Work to complete: Go through the entries below, tally each line with the string "JSON", and give the final number by itself.

★ ★ ★ ★ ★ ★ ★

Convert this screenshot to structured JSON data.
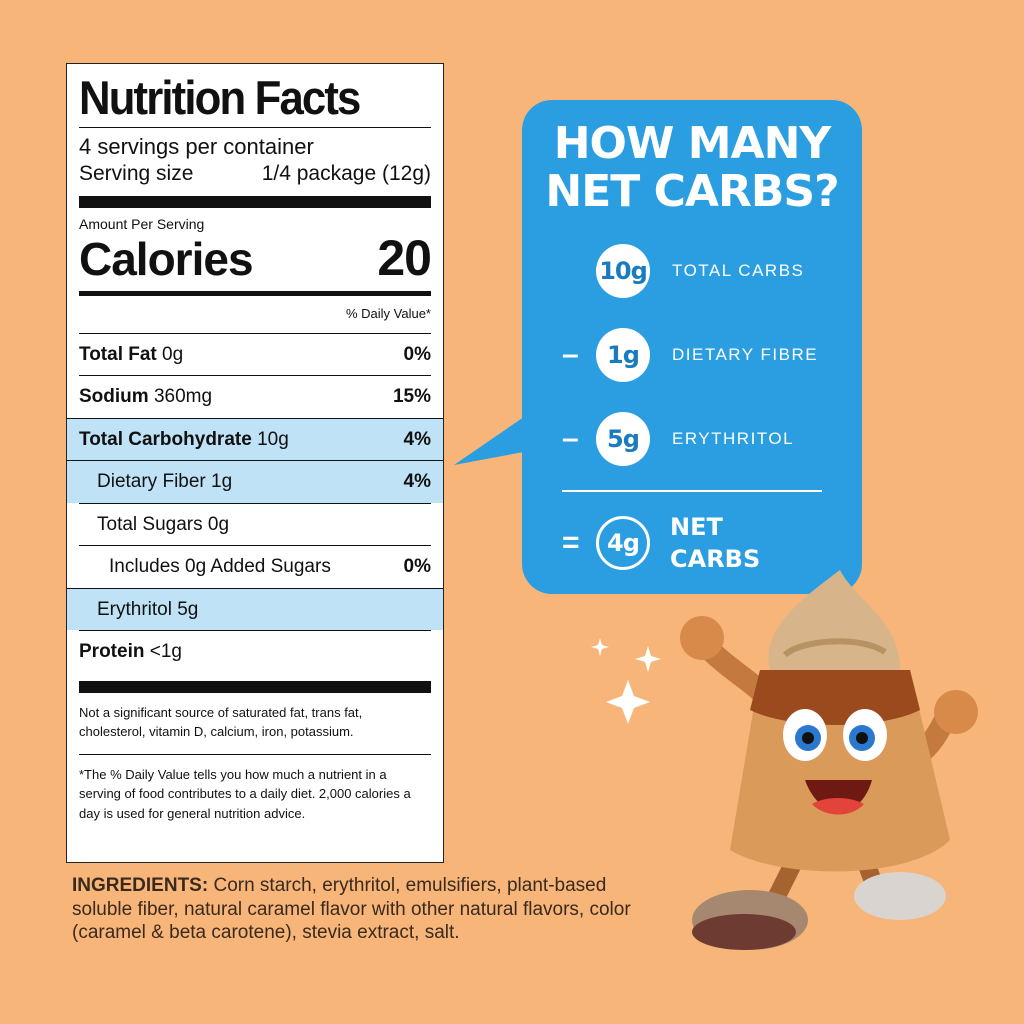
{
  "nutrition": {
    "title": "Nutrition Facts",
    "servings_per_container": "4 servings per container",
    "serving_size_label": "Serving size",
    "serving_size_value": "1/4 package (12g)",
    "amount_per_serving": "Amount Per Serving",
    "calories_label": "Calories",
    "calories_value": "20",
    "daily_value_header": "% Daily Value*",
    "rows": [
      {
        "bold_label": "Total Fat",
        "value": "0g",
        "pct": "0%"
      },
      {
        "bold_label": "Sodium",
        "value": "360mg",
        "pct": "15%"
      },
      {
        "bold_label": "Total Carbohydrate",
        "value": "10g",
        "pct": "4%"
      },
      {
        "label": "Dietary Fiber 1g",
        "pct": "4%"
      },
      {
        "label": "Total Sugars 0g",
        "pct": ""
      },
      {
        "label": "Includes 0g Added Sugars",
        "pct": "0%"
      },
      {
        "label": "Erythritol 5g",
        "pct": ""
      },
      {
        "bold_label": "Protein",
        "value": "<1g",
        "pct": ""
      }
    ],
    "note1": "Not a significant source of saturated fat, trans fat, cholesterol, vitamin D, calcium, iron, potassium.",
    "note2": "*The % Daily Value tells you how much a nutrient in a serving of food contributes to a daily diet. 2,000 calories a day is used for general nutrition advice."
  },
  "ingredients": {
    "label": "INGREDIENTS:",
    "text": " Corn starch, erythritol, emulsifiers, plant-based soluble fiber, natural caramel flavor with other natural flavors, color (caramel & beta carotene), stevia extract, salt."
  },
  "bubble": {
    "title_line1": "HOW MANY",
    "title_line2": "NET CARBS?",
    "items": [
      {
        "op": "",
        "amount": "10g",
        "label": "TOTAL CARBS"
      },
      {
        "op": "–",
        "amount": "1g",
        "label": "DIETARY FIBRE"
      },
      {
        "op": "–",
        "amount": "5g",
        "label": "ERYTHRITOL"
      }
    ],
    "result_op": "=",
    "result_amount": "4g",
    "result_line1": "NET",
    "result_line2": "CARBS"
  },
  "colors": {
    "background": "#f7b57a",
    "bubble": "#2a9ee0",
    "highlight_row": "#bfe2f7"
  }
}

★ ★ ★ ★ ★ ★ ★

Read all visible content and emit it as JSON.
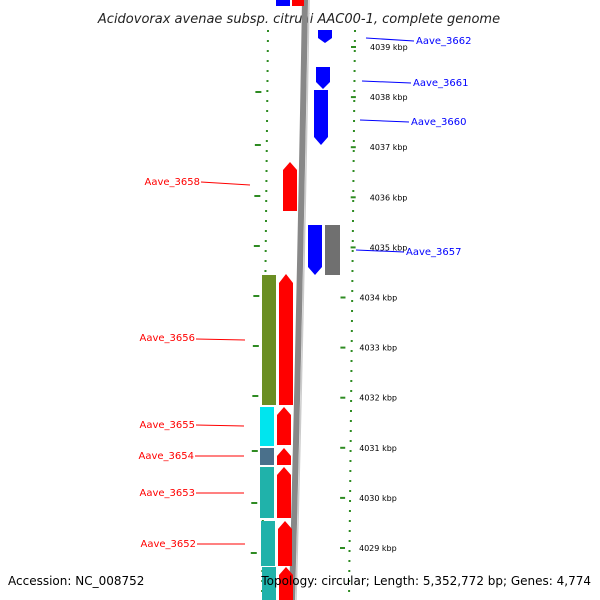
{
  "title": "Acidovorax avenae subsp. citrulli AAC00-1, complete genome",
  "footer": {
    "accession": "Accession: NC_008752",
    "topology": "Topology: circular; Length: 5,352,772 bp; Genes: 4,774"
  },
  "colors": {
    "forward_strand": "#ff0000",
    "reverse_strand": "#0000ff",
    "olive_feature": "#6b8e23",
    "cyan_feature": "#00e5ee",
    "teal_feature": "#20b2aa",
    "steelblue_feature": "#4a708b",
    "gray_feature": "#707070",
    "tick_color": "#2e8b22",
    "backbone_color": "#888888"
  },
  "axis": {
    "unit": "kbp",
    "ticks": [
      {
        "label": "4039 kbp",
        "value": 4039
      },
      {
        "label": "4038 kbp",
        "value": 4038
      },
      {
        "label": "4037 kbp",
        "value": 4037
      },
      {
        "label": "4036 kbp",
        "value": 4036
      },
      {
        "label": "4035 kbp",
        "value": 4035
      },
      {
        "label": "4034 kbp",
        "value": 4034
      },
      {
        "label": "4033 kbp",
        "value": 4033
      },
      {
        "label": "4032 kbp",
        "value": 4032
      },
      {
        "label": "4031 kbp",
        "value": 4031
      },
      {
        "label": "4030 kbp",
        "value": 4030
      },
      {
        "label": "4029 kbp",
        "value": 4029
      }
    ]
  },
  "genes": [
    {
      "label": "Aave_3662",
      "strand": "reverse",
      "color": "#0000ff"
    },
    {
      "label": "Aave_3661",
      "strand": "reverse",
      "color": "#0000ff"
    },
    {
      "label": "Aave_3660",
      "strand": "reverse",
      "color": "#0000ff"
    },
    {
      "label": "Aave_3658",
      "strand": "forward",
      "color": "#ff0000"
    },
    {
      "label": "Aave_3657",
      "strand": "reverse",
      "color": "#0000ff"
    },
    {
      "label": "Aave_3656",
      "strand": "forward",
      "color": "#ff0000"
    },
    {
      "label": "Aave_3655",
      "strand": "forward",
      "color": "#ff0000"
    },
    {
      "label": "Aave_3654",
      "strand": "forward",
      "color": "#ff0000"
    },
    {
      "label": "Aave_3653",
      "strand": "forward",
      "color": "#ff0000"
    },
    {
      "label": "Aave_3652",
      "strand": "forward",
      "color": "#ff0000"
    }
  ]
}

★ ★ ★ ★ ★ ★ ★

Result for this exercise: 2